▶ Aim: Please output the records below in full, exactly as given, but without the images.

▶ Given entries:

════════════════════

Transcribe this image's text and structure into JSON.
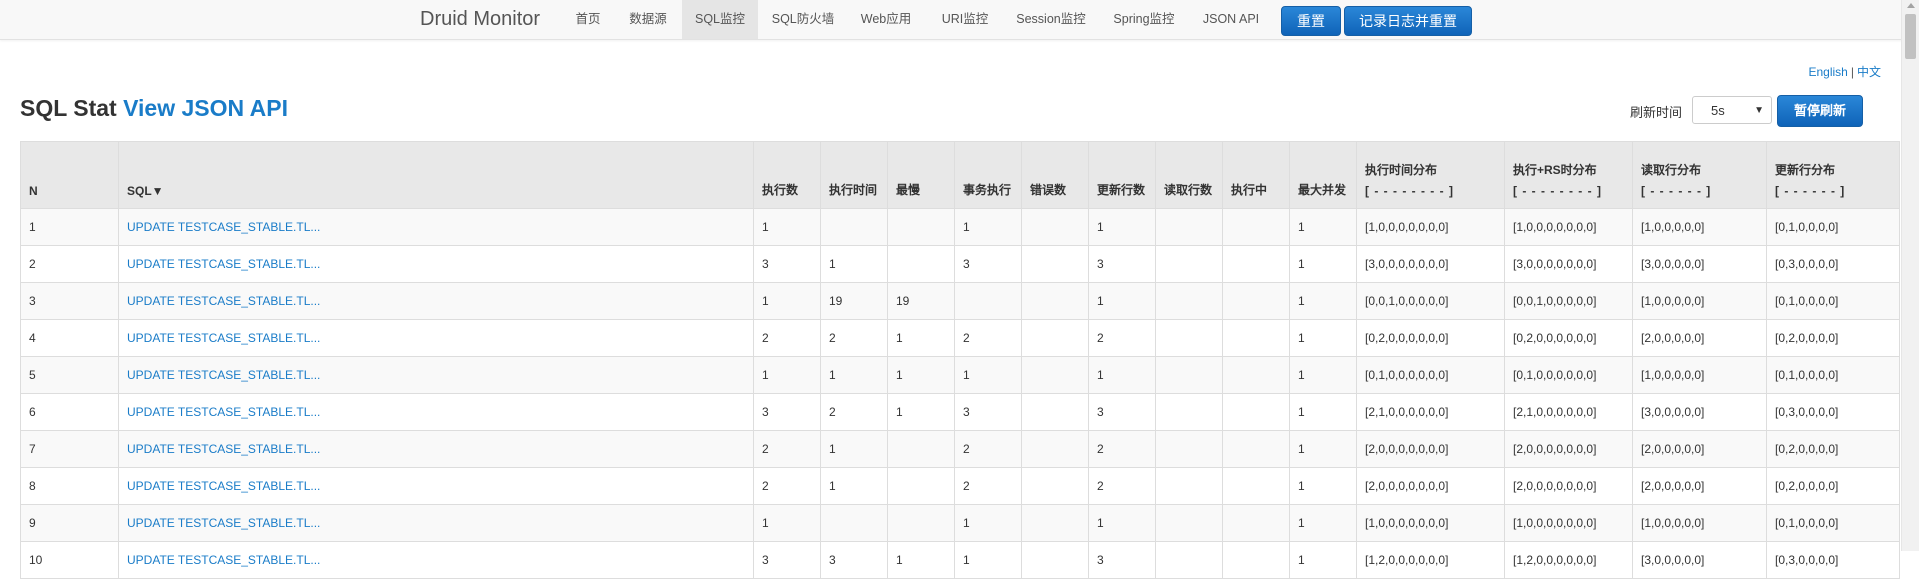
{
  "nav": {
    "brand": "Druid Monitor",
    "items": [
      "首页",
      "数据源",
      "SQL监控",
      "SQL防火墙",
      "Web应用",
      "URI监控",
      "Session监控",
      "Spring监控",
      "JSON API"
    ],
    "active_index": 2,
    "reset_button": "重置",
    "log_reset_button": "记录日志并重置"
  },
  "lang": {
    "english": "English",
    "separator": "|",
    "chinese": "中文"
  },
  "title": {
    "prefix": "SQL Stat",
    "link": "View JSON API"
  },
  "refresh": {
    "label": "刷新时间",
    "value": "5s",
    "pause_button": "暂停刷新"
  },
  "table": {
    "headers": [
      {
        "label": "N"
      },
      {
        "label": "SQL▼"
      },
      {
        "label": "执行数"
      },
      {
        "label": "执行时间"
      },
      {
        "label": "最慢"
      },
      {
        "label": "事务执行"
      },
      {
        "label": "错误数"
      },
      {
        "label": "更新行数"
      },
      {
        "label": "读取行数"
      },
      {
        "label": "执行中"
      },
      {
        "label": "最大并发"
      },
      {
        "label": "执行时间分布",
        "sub": "[ - - - - - - - - ]"
      },
      {
        "label": "执行+RS时分布",
        "sub": "[ - - - - - - - - ]"
      },
      {
        "label": "读取行分布",
        "sub": "[ - - - - - - ]"
      },
      {
        "label": "更新行分布",
        "sub": "[ - - - - - - ]"
      }
    ],
    "rows": [
      [
        "1",
        "UPDATE TESTCASE_STABLE.TL...",
        "1",
        "",
        "",
        "1",
        "",
        "1",
        "",
        "",
        "1",
        "[1,0,0,0,0,0,0,0]",
        "[1,0,0,0,0,0,0,0]",
        "[1,0,0,0,0,0]",
        "[0,1,0,0,0,0]"
      ],
      [
        "2",
        "UPDATE TESTCASE_STABLE.TL...",
        "3",
        "1",
        "",
        "3",
        "",
        "3",
        "",
        "",
        "1",
        "[3,0,0,0,0,0,0,0]",
        "[3,0,0,0,0,0,0,0]",
        "[3,0,0,0,0,0]",
        "[0,3,0,0,0,0]"
      ],
      [
        "3",
        "UPDATE TESTCASE_STABLE.TL...",
        "1",
        "19",
        "19",
        "",
        "",
        "1",
        "",
        "",
        "1",
        "[0,0,1,0,0,0,0,0]",
        "[0,0,1,0,0,0,0,0]",
        "[1,0,0,0,0,0]",
        "[0,1,0,0,0,0]"
      ],
      [
        "4",
        "UPDATE TESTCASE_STABLE.TL...",
        "2",
        "2",
        "1",
        "2",
        "",
        "2",
        "",
        "",
        "1",
        "[0,2,0,0,0,0,0,0]",
        "[0,2,0,0,0,0,0,0]",
        "[2,0,0,0,0,0]",
        "[0,2,0,0,0,0]"
      ],
      [
        "5",
        "UPDATE TESTCASE_STABLE.TL...",
        "1",
        "1",
        "1",
        "1",
        "",
        "1",
        "",
        "",
        "1",
        "[0,1,0,0,0,0,0,0]",
        "[0,1,0,0,0,0,0,0]",
        "[1,0,0,0,0,0]",
        "[0,1,0,0,0,0]"
      ],
      [
        "6",
        "UPDATE TESTCASE_STABLE.TL...",
        "3",
        "2",
        "1",
        "3",
        "",
        "3",
        "",
        "",
        "1",
        "[2,1,0,0,0,0,0,0]",
        "[2,1,0,0,0,0,0,0]",
        "[3,0,0,0,0,0]",
        "[0,3,0,0,0,0]"
      ],
      [
        "7",
        "UPDATE TESTCASE_STABLE.TL...",
        "2",
        "1",
        "",
        "2",
        "",
        "2",
        "",
        "",
        "1",
        "[2,0,0,0,0,0,0,0]",
        "[2,0,0,0,0,0,0,0]",
        "[2,0,0,0,0,0]",
        "[0,2,0,0,0,0]"
      ],
      [
        "8",
        "UPDATE TESTCASE_STABLE.TL...",
        "2",
        "1",
        "",
        "2",
        "",
        "2",
        "",
        "",
        "1",
        "[2,0,0,0,0,0,0,0]",
        "[2,0,0,0,0,0,0,0]",
        "[2,0,0,0,0,0]",
        "[0,2,0,0,0,0]"
      ],
      [
        "9",
        "UPDATE TESTCASE_STABLE.TL...",
        "1",
        "",
        "",
        "1",
        "",
        "1",
        "",
        "",
        "1",
        "[1,0,0,0,0,0,0,0]",
        "[1,0,0,0,0,0,0,0]",
        "[1,0,0,0,0,0]",
        "[0,1,0,0,0,0]"
      ],
      [
        "10",
        "UPDATE TESTCASE_STABLE.TL...",
        "3",
        "3",
        "1",
        "1",
        "",
        "3",
        "",
        "",
        "1",
        "[1,2,0,0,0,0,0,0]",
        "[1,2,0,0,0,0,0,0]",
        "[3,0,0,0,0,0]",
        "[0,3,0,0,0,0]"
      ]
    ]
  }
}
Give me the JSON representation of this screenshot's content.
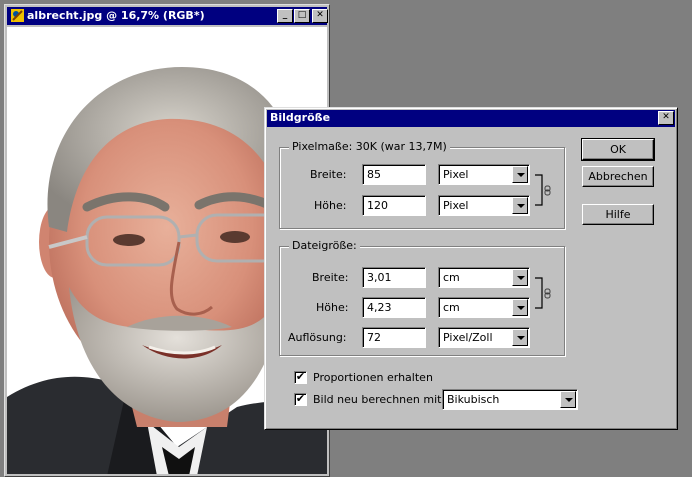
{
  "document_window": {
    "title": "albrecht.jpg @ 16,7% (RGB*)",
    "minimize_glyph": "_",
    "maximize_glyph": "□",
    "close_glyph": "✕"
  },
  "dialog": {
    "title": "Bildgröße",
    "close_glyph": "✕",
    "pixel_dimensions": {
      "legend": "Pixelmaße: 30K (war 13,7M)",
      "width_label": "Breite:",
      "width_value": "85",
      "width_unit": "Pixel",
      "height_label": "Höhe:",
      "height_value": "120",
      "height_unit": "Pixel"
    },
    "document_size": {
      "legend": "Dateigröße:",
      "width_label": "Breite:",
      "width_value": "3,01",
      "width_unit": "cm",
      "height_label": "Höhe:",
      "height_value": "4,23",
      "height_unit": "cm",
      "resolution_label": "Auflösung:",
      "resolution_value": "72",
      "resolution_unit": "Pixel/Zoll"
    },
    "constrain_proportions": {
      "label": "Proportionen erhalten",
      "checked": true
    },
    "resample": {
      "label": "Bild neu berechnen mit:",
      "checked": true,
      "method": "Bikubisch"
    },
    "buttons": {
      "ok": "OK",
      "cancel": "Abbrechen",
      "help": "Hilfe"
    }
  }
}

════════════════════

▶ Response for this exercise:
Transcribe this image's text and structure into JSON.
{
  "nav": {
    "brand": "Druid Monitor",
    "items": [
      "首页",
      "数据源",
      "SQL监控",
      "SQL防火墙",
      "Web应用",
      "URI监控",
      "Session监控",
      "Spring监控",
      "JSON API"
    ],
    "active_index": 2,
    "reset_button": "重置",
    "log_reset_button": "记录日志并重置"
  },
  "lang": {
    "english": "English",
    "separator": "|",
    "chinese": "中文"
  },
  "title": {
    "prefix": "SQL Stat",
    "link": "View JSON API"
  },
  "refresh": {
    "label": "刷新时间",
    "value": "5s",
    "pause_button": "暂停刷新"
  },
  "table": {
    "headers": [
      {
        "label": "N"
      },
      {
        "label": "SQL▼"
      },
      {
        "label": "执行数"
      },
      {
        "label": "执行时间"
      },
      {
        "label": "最慢"
      },
      {
        "label": "事务执行"
      },
      {
        "label": "错误数"
      },
      {
        "label": "更新行数"
      },
      {
        "label": "读取行数"
      },
      {
        "label": "执行中"
      },
      {
        "label": "最大并发"
      },
      {
        "label": "执行时间分布",
        "sub": "[ - - - - - - - - ]"
      },
      {
        "label": "执行+RS时分布",
        "sub": "[ - - - - - - - - ]"
      },
      {
        "label": "读取行分布",
        "sub": "[ - - - - - - ]"
      },
      {
        "label": "更新行分布",
        "sub": "[ - - - - - - ]"
      }
    ],
    "rows": [
      [
        "1",
        "UPDATE TESTCASE_STABLE.TL...",
        "1",
        "",
        "",
        "1",
        "",
        "1",
        "",
        "",
        "1",
        "[1,0,0,0,0,0,0,0]",
        "[1,0,0,0,0,0,0,0]",
        "[1,0,0,0,0,0]",
        "[0,1,0,0,0,0]"
      ],
      [
        "2",
        "UPDATE TESTCASE_STABLE.TL...",
        "3",
        "1",
        "",
        "3",
        "",
        "3",
        "",
        "",
        "1",
        "[3,0,0,0,0,0,0,0]",
        "[3,0,0,0,0,0,0,0]",
        "[3,0,0,0,0,0]",
        "[0,3,0,0,0,0]"
      ],
      [
        "3",
        "UPDATE TESTCASE_STABLE.TL...",
        "1",
        "19",
        "19",
        "",
        "",
        "1",
        "",
        "",
        "1",
        "[0,0,1,0,0,0,0,0]",
        "[0,0,1,0,0,0,0,0]",
        "[1,0,0,0,0,0]",
        "[0,1,0,0,0,0]"
      ],
      [
        "4",
        "UPDATE TESTCASE_STABLE.TL...",
        "2",
        "2",
        "1",
        "2",
        "",
        "2",
        "",
        "",
        "1",
        "[0,2,0,0,0,0,0,0]",
        "[0,2,0,0,0,0,0,0]",
        "[2,0,0,0,0,0]",
        "[0,2,0,0,0,0]"
      ],
      [
        "5",
        "UPDATE TESTCASE_STABLE.TL...",
        "1",
        "1",
        "1",
        "1",
        "",
        "1",
        "",
        "",
        "1",
        "[0,1,0,0,0,0,0,0]",
        "[0,1,0,0,0,0,0,0]",
        "[1,0,0,0,0,0]",
        "[0,1,0,0,0,0]"
      ],
      [
        "6",
        "UPDATE TESTCASE_STABLE.TL...",
        "3",
        "2",
        "1",
        "3",
        "",
        "3",
        "",
        "",
        "1",
        "[2,1,0,0,0,0,0,0]",
        "[2,1,0,0,0,0,0,0]",
        "[3,0,0,0,0,0]",
        "[0,3,0,0,0,0]"
      ],
      [
        "7",
        "UPDATE TESTCASE_STABLE.TL...",
        "2",
        "1",
        "",
        "2",
        "",
        "2",
        "",
        "",
        "1",
        "[2,0,0,0,0,0,0,0]",
        "[2,0,0,0,0,0,0,0]",
        "[2,0,0,0,0,0]",
        "[0,2,0,0,0,0]"
      ],
      [
        "8",
        "UPDATE TESTCASE_STABLE.TL...",
        "2",
        "1",
        "",
        "2",
        "",
        "2",
        "",
        "",
        "1",
        "[2,0,0,0,0,0,0,0]",
        "[2,0,0,0,0,0,0,0]",
        "[2,0,0,0,0,0]",
        "[0,2,0,0,0,0]"
      ],
      [
        "9",
        "UPDATE TESTCASE_STABLE.TL...",
        "1",
        "",
        "",
        "1",
        "",
        "1",
        "",
        "",
        "1",
        "[1,0,0,0,0,0,0,0]",
        "[1,0,0,0,0,0,0,0]",
        "[1,0,0,0,0,0]",
        "[0,1,0,0,0,0]"
      ],
      [
        "10",
        "UPDATE TESTCASE_STABLE.TL...",
        "3",
        "3",
        "1",
        "1",
        "",
        "3",
        "",
        "",
        "1",
        "[1,2,0,0,0,0,0,0]",
        "[1,2,0,0,0,0,0,0]",
        "[3,0,0,0,0,0]",
        "[0,3,0,0,0,0]"
      ]
    ]
  }
}
Give me the JSON representation of this screenshot's content.
{
  "document_window": {
    "title": "albrecht.jpg @ 16,7% (RGB*)",
    "minimize_glyph": "_",
    "maximize_glyph": "□",
    "close_glyph": "✕"
  },
  "dialog": {
    "title": "Bildgröße",
    "close_glyph": "✕",
    "pixel_dimensions": {
      "legend": "Pixelmaße: 30K (war 13,7M)",
      "width_label": "Breite:",
      "width_value": "85",
      "width_unit": "Pixel",
      "height_label": "Höhe:",
      "height_value": "120",
      "height_unit": "Pixel"
    },
    "document_size": {
      "legend": "Dateigröße:",
      "width_label": "Breite:",
      "width_value": "3,01",
      "width_unit": "cm",
      "height_label": "Höhe:",
      "height_value": "4,23",
      "height_unit": "cm",
      "resolution_label": "Auflösung:",
      "resolution_value": "72",
      "resolution_unit": "Pixel/Zoll"
    },
    "constrain_proportions": {
      "label": "Proportionen erhalten",
      "checked": true
    },
    "resample": {
      "label": "Bild neu berechnen mit:",
      "checked": true,
      "method": "Bikubisch"
    },
    "buttons": {
      "ok": "OK",
      "cancel": "Abbrechen",
      "help": "Hilfe"
    }
  }
}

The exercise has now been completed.